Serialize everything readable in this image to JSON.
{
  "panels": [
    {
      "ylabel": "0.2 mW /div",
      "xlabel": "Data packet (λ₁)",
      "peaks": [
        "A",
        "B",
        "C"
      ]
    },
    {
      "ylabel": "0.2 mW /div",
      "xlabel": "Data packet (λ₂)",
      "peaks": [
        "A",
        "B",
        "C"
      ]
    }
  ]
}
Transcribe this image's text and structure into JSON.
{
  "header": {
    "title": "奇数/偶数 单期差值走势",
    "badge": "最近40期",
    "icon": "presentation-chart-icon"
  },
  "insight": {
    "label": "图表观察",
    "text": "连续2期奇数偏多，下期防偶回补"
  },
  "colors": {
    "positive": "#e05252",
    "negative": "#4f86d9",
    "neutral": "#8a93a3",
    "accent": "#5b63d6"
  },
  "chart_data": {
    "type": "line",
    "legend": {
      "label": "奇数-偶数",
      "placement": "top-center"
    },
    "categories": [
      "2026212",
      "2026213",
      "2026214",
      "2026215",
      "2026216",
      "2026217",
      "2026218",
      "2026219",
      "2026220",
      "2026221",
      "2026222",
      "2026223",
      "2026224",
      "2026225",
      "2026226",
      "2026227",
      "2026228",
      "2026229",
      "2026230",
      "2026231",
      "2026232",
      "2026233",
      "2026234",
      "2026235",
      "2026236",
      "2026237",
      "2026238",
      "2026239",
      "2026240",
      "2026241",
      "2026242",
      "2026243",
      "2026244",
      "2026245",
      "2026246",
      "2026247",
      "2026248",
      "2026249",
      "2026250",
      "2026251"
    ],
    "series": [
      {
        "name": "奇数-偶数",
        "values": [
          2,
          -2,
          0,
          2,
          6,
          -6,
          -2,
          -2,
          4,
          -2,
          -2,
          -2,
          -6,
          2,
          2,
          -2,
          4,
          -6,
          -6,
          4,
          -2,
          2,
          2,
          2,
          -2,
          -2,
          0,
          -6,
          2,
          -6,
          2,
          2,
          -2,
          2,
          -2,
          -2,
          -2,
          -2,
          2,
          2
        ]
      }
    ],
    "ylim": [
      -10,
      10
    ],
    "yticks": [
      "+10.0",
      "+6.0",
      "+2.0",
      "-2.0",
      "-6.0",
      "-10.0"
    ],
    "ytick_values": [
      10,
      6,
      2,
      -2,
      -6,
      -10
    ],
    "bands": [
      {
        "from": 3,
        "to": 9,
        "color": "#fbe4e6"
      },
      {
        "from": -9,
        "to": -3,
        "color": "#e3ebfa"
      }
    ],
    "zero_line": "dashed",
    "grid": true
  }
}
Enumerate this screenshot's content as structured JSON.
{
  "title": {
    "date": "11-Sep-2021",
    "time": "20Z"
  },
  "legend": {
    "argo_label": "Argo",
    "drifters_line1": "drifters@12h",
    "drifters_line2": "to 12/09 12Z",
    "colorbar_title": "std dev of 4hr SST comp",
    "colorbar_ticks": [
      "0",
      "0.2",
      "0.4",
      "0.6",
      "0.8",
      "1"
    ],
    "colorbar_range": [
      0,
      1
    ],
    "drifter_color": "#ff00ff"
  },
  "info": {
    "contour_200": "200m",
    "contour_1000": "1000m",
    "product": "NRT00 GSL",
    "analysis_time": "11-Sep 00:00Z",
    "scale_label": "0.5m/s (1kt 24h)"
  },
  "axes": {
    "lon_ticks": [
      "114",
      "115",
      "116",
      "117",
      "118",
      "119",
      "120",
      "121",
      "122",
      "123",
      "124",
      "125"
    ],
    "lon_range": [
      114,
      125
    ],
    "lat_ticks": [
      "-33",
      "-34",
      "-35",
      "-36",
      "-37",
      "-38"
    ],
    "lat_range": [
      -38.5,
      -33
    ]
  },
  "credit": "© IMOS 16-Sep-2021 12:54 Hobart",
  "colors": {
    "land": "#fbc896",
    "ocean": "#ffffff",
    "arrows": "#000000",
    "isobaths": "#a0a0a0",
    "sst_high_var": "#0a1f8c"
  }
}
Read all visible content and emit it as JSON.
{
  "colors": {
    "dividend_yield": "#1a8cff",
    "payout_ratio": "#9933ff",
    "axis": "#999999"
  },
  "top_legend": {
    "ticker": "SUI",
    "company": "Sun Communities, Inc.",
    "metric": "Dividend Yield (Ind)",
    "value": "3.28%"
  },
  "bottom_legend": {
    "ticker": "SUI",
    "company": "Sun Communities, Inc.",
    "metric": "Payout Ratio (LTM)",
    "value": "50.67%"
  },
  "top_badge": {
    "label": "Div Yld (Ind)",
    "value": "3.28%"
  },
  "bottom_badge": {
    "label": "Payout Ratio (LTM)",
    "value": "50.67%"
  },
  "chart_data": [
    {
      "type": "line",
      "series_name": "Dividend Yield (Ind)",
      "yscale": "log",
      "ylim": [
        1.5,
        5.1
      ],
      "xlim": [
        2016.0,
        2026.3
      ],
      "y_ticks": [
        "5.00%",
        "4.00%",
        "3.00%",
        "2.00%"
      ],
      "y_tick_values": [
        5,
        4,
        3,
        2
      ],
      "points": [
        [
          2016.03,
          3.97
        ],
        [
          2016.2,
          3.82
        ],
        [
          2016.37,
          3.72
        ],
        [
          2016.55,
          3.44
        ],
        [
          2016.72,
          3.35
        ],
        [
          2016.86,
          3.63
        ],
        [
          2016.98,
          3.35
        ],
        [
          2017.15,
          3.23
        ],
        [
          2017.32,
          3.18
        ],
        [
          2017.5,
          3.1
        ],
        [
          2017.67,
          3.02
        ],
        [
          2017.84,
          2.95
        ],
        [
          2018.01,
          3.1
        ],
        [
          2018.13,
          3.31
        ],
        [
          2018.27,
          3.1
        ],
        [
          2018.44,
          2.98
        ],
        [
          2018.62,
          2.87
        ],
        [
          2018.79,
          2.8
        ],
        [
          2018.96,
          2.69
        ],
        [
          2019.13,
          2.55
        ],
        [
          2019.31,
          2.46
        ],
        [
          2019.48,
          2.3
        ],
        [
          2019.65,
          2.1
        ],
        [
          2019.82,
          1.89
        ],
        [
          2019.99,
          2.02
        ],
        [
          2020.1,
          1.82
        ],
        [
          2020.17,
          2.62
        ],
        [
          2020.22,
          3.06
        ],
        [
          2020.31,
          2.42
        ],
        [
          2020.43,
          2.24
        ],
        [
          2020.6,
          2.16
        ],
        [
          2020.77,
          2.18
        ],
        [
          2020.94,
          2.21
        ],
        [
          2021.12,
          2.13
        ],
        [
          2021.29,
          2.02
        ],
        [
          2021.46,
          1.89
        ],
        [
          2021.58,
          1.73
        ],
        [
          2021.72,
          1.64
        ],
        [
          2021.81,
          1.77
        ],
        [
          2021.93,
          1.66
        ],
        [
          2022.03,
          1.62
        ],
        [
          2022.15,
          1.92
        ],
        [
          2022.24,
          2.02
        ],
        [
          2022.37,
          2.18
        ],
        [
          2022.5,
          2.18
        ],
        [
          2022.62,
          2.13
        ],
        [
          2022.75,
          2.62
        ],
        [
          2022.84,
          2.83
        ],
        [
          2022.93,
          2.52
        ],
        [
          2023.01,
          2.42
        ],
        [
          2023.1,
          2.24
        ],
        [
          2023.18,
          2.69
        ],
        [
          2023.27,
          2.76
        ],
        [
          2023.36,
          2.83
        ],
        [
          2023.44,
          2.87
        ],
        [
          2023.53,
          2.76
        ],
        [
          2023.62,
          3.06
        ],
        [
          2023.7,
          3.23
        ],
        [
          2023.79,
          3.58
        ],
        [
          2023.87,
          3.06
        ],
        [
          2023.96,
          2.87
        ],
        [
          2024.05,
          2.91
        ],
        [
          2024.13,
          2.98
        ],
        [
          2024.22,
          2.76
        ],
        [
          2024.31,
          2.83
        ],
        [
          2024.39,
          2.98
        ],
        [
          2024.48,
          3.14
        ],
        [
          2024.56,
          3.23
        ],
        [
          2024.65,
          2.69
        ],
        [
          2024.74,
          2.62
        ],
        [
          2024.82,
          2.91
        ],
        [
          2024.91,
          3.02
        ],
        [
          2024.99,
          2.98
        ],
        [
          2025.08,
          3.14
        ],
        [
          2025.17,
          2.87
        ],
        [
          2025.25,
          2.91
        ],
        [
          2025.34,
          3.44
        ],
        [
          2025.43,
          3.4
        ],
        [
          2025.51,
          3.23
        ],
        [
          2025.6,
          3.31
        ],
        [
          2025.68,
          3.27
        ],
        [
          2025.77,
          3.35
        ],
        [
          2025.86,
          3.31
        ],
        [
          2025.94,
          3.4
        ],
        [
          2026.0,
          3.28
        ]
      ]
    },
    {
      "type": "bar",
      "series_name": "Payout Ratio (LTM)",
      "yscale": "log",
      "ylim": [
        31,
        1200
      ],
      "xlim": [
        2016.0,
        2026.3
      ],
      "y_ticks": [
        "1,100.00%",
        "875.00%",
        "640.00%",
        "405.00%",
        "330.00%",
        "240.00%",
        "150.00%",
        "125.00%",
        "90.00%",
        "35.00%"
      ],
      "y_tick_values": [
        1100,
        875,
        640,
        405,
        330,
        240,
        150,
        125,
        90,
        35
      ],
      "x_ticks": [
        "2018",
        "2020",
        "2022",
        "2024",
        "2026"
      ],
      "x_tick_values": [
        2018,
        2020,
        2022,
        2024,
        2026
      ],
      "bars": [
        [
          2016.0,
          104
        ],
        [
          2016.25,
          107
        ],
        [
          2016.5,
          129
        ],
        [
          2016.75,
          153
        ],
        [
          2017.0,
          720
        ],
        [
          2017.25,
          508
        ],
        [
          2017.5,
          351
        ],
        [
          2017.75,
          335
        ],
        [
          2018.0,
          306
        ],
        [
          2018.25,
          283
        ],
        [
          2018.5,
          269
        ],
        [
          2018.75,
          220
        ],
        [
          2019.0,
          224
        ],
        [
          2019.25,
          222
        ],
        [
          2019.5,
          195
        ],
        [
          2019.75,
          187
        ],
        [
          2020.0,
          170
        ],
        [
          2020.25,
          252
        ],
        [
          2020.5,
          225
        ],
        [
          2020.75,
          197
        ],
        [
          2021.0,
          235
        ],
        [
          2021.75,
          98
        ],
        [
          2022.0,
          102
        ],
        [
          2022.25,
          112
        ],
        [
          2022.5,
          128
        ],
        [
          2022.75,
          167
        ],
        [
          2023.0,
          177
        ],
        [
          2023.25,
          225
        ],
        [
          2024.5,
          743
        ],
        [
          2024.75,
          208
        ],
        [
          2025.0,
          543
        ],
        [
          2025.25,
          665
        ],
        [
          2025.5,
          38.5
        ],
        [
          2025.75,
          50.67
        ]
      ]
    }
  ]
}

※ ※ ※

_The exercise_
Only a number is needed: how many lines of the material above contain "image"?

_Written response_
2